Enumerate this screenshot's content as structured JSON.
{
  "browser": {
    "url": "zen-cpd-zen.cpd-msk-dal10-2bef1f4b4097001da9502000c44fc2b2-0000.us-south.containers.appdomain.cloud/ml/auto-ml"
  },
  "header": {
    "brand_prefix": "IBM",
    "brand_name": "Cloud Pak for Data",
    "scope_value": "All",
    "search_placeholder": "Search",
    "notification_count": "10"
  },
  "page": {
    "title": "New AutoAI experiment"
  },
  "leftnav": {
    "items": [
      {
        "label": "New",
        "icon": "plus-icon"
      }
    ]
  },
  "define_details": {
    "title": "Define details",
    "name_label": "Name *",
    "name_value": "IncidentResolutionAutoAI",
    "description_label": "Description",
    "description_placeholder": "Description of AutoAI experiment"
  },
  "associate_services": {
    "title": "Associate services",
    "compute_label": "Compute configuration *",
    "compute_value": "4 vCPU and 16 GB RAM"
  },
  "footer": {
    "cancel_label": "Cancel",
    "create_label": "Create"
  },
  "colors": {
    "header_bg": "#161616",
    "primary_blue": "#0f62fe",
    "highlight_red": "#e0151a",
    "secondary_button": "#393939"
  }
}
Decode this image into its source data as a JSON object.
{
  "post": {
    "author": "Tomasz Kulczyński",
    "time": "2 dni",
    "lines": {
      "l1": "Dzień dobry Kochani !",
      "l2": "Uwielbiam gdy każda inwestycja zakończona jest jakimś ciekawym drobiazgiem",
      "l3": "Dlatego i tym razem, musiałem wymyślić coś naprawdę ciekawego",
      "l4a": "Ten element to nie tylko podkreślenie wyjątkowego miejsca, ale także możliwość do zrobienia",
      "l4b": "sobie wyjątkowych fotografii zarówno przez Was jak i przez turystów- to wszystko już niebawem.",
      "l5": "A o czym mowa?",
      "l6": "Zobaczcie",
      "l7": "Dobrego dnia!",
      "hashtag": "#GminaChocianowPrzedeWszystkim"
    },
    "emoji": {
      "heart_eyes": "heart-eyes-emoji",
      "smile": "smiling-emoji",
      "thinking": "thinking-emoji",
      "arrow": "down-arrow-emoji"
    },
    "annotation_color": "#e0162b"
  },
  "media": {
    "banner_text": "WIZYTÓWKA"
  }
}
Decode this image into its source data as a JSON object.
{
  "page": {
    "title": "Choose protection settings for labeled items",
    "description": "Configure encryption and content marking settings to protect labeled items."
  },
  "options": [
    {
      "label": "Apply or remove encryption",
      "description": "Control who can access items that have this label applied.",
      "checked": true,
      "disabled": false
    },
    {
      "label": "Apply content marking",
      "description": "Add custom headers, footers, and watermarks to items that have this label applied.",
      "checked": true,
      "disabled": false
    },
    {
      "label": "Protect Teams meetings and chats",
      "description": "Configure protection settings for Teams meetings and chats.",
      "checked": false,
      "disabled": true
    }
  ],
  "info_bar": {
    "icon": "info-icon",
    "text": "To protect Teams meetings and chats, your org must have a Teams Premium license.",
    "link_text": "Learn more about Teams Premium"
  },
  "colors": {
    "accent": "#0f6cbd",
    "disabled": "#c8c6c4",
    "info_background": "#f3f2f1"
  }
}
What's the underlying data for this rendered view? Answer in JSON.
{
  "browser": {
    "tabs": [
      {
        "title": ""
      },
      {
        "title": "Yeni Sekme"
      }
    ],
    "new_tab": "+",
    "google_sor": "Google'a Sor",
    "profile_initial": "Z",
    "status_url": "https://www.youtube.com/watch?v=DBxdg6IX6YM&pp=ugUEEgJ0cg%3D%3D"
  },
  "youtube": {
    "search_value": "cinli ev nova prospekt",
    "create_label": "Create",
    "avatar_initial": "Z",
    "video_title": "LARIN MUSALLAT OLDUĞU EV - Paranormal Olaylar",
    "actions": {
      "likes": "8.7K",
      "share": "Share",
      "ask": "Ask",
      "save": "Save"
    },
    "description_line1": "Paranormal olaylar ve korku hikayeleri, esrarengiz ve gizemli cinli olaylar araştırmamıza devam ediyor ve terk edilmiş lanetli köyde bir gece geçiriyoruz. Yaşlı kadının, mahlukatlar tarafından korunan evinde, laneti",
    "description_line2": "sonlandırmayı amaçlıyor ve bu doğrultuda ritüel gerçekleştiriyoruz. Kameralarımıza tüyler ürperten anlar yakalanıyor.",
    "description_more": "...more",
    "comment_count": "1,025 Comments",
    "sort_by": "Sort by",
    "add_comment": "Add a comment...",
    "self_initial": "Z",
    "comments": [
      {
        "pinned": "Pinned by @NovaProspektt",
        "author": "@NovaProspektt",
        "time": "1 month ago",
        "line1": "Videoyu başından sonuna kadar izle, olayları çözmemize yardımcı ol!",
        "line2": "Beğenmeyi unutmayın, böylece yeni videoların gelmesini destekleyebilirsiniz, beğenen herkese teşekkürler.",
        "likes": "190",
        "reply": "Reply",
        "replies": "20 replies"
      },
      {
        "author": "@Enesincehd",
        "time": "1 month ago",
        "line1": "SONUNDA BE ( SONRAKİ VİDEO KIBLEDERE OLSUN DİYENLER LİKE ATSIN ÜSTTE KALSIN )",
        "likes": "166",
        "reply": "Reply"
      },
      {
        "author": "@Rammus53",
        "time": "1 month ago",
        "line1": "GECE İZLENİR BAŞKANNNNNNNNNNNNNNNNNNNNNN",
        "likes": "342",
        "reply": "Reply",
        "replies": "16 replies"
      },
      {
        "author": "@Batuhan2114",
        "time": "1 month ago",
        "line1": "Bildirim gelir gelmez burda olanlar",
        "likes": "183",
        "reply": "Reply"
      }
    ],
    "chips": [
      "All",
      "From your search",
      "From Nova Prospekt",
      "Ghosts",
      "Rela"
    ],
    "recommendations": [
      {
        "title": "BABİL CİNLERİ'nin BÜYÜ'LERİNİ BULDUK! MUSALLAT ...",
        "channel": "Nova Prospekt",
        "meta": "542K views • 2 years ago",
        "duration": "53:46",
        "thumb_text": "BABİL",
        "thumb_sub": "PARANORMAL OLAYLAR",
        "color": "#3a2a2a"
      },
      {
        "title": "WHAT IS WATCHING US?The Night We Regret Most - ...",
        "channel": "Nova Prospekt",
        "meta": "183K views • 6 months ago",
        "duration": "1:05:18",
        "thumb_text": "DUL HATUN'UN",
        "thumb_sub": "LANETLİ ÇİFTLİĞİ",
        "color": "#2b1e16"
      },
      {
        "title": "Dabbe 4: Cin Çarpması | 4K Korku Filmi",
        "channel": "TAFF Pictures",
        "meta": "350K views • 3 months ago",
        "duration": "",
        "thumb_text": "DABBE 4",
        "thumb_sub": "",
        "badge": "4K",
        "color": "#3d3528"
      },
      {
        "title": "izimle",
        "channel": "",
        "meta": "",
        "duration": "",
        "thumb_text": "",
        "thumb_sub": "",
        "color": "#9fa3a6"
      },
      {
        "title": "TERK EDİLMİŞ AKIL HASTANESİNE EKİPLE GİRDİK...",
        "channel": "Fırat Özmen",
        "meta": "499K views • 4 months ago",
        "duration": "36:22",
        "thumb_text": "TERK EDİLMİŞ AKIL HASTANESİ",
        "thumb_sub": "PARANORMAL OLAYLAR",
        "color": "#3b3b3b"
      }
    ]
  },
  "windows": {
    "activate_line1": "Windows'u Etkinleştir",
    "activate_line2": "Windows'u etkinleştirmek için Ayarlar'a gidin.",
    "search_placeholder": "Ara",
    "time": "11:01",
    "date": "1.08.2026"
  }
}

- - - - -

** TASK **
Nothing in the data may differ; print all of it exactly as written.

** SOLUTION BELOW **
Enumerate this screenshot's content as structured JSON.
{
  "browser": {
    "url": "zen-cpd-zen.cpd-msk-dal10-2bef1f4b4097001da9502000c44fc2b2-0000.us-south.containers.appdomain.cloud/ml/auto-ml"
  },
  "header": {
    "brand_prefix": "IBM",
    "brand_name": "Cloud Pak for Data",
    "scope_value": "All",
    "search_placeholder": "Search",
    "notification_count": "10"
  },
  "page": {
    "title": "New AutoAI experiment"
  },
  "leftnav": {
    "items": [
      {
        "label": "New",
        "icon": "plus-icon"
      }
    ]
  },
  "define_details": {
    "title": "Define details",
    "name_label": "Name *",
    "name_value": "IncidentResolutionAutoAI",
    "description_label": "Description",
    "description_placeholder": "Description of AutoAI experiment"
  },
  "associate_services": {
    "title": "Associate services",
    "compute_label": "Compute configuration *",
    "compute_value": "4 vCPU and 16 GB RAM"
  },
  "footer": {
    "cancel_label": "Cancel",
    "create_label": "Create"
  },
  "colors": {
    "header_bg": "#161616",
    "primary_blue": "#0f62fe",
    "highlight_red": "#e0151a",
    "secondary_button": "#393939"
  }
}
Decode this image into its source data as a JSON object.
{
  "post": {
    "author": "Tomasz Kulczyński",
    "time": "2 dni",
    "lines": {
      "l1": "Dzień dobry Kochani !",
      "l2": "Uwielbiam gdy każda inwestycja zakończona jest jakimś ciekawym drobiazgiem",
      "l3": "Dlatego i tym razem, musiałem wymyślić coś naprawdę ciekawego",
      "l4a": "Ten element to nie tylko podkreślenie wyjątkowego miejsca, ale także możliwość do zrobienia",
      "l4b": "sobie wyjątkowych fotografii zarówno przez Was jak i przez turystów- to wszystko już niebawem.",
      "l5": "A o czym mowa?",
      "l6": "Zobaczcie",
      "l7": "Dobrego dnia!",
      "hashtag": "#GminaChocianowPrzedeWszystkim"
    },
    "emoji": {
      "heart_eyes": "heart-eyes-emoji",
      "smile": "smiling-emoji",
      "thinking": "thinking-emoji",
      "arrow": "down-arrow-emoji"
    },
    "annotation_color": "#e0162b"
  },
  "media": {
    "banner_text": "WIZYTÓWKA"
  }
}
Decode this image into its source data as a JSON object.
{
  "page": {
    "title": "Choose protection settings for labeled items",
    "description": "Configure encryption and content marking settings to protect labeled items."
  },
  "options": [
    {
      "label": "Apply or remove encryption",
      "description": "Control who can access items that have this label applied.",
      "checked": true,
      "disabled": false
    },
    {
      "label": "Apply content marking",
      "description": "Add custom headers, footers, and watermarks to items that have this label applied.",
      "checked": true,
      "disabled": false
    },
    {
      "label": "Protect Teams meetings and chats",
      "description": "Configure protection settings for Teams meetings and chats.",
      "checked": false,
      "disabled": true
    }
  ],
  "info_bar": {
    "icon": "info-icon",
    "text": "To protect Teams meetings and chats, your org must have a Teams Premium license.",
    "link_text": "Learn more about Teams Premium"
  },
  "colors": {
    "accent": "#0f6cbd",
    "disabled": "#c8c6c4",
    "info_background": "#f3f2f1"
  }
}
What's the underlying data for this rendered view? Answer in JSON.
{
  "browser": {
    "tabs": [
      {
        "title": ""
      },
      {
        "title": "Yeni Sekme"
      }
    ],
    "new_tab": "+",
    "google_sor": "Google'a Sor",
    "profile_initial": "Z",
    "status_url": "https://www.youtube.com/watch?v=DBxdg6IX6YM&pp=ugUEEgJ0cg%3D%3D"
  },
  "youtube": {
    "search_value": "cinli ev nova prospekt",
    "create_label": "Create",
    "avatar_initial": "Z",
    "video_title": "LARIN MUSALLAT OLDUĞU EV - Paranormal Olaylar",
    "actions": {
      "likes": "8.7K",
      "share": "Share",
      "ask": "Ask",
      "save": "Save"
    },
    "description_line1": "Paranormal olaylar ve korku hikayeleri, esrarengiz ve gizemli cinli olaylar araştırmamıza devam ediyor ve terk edilmiş lanetli köyde bir gece geçiriyoruz. Yaşlı kadının, mahlukatlar tarafından korunan evinde, laneti",
    "description_line2": "sonlandırmayı amaçlıyor ve bu doğrultuda ritüel gerçekleştiriyoruz. Kameralarımıza tüyler ürperten anlar yakalanıyor.",
    "description_more": "...more",
    "comment_count": "1,025 Comments",
    "sort_by": "Sort by",
    "add_comment": "Add a comment...",
    "self_initial": "Z",
    "comments": [
      {
        "pinned": "Pinned by @NovaProspektt",
        "author": "@NovaProspektt",
        "time": "1 month ago",
        "line1": "Videoyu başından sonuna kadar izle, olayları çözmemize yardımcı ol!",
        "line2": "Beğenmeyi unutmayın, böylece yeni videoların gelmesini destekleyebilirsiniz, beğenen herkese teşekkürler.",
        "likes": "190",
        "reply": "Reply",
        "replies": "20 replies"
      },
      {
        "author": "@Enesincehd",
        "time": "1 month ago",
        "line1": "SONUNDA BE ( SONRAKİ VİDEO KIBLEDERE OLSUN DİYENLER LİKE ATSIN ÜSTTE KALSIN )",
        "likes": "166",
        "reply": "Reply"
      },
      {
        "author": "@Rammus53",
        "time": "1 month ago",
        "line1": "GECE İZLENİR BAŞKANNNNNNNNNNNNNNNNNNNNNN",
        "likes": "342",
        "reply": "Reply",
        "replies": "16 replies"
      },
      {
        "author": "@Batuhan2114",
        "time": "1 month ago",
        "line1": "Bildirim gelir gelmez burda olanlar",
        "likes": "183",
        "reply": "Reply"
      }
    ],
    "chips": [
      "All",
      "From your search",
      "From Nova Prospekt",
      "Ghosts",
      "Rela"
    ],
    "recommendations": [
      {
        "title": "BABİL CİNLERİ'nin BÜYÜ'LERİNİ BULDUK! MUSALLAT ...",
        "channel": "Nova Prospekt",
        "meta": "542K views • 2 years ago",
        "duration": "53:46",
        "thumb_text": "BABİL",
        "thumb_sub": "PARANORMAL OLAYLAR",
        "color": "#3a2a2a"
      },
      {
        "title": "WHAT IS WATCHING US?The Night We Regret Most - ...",
        "channel": "Nova Prospekt",
        "meta": "183K views • 6 months ago",
        "duration": "1:05:18",
        "thumb_text": "DUL HATUN'UN",
        "thumb_sub": "LANETLİ ÇİFTLİĞİ",
        "color": "#2b1e16"
      },
      {
        "title": "Dabbe 4: Cin Çarpması | 4K Korku Filmi",
        "channel": "TAFF Pictures",
        "meta": "350K views • 3 months ago",
        "duration": "",
        "thumb_text": "DABBE 4",
        "thumb_sub": "",
        "badge": "4K",
        "color": "#3d3528"
      },
      {
        "title": "izimle",
        "channel": "",
        "meta": "",
        "duration": "",
        "thumb_text": "",
        "thumb_sub": "",
        "color": "#9fa3a6"
      },
      {
        "title": "TERK EDİLMİŞ AKIL HASTANESİNE EKİPLE GİRDİK...",
        "channel": "Fırat Özmen",
        "meta": "499K views • 4 months ago",
        "duration": "36:22",
        "thumb_text": "TERK EDİLMİŞ AKIL HASTANESİ",
        "thumb_sub": "PARANORMAL OLAYLAR",
        "color": "#3b3b3b"
      }
    ]
  },
  "windows": {
    "activate_line1": "Windows'u Etkinleştir",
    "activate_line2": "Windows'u etkinleştirmek için Ayarlar'a gidin.",
    "search_placeholder": "Ara",
    "time": "11:01",
    "date": "1.08.2026"
  }
}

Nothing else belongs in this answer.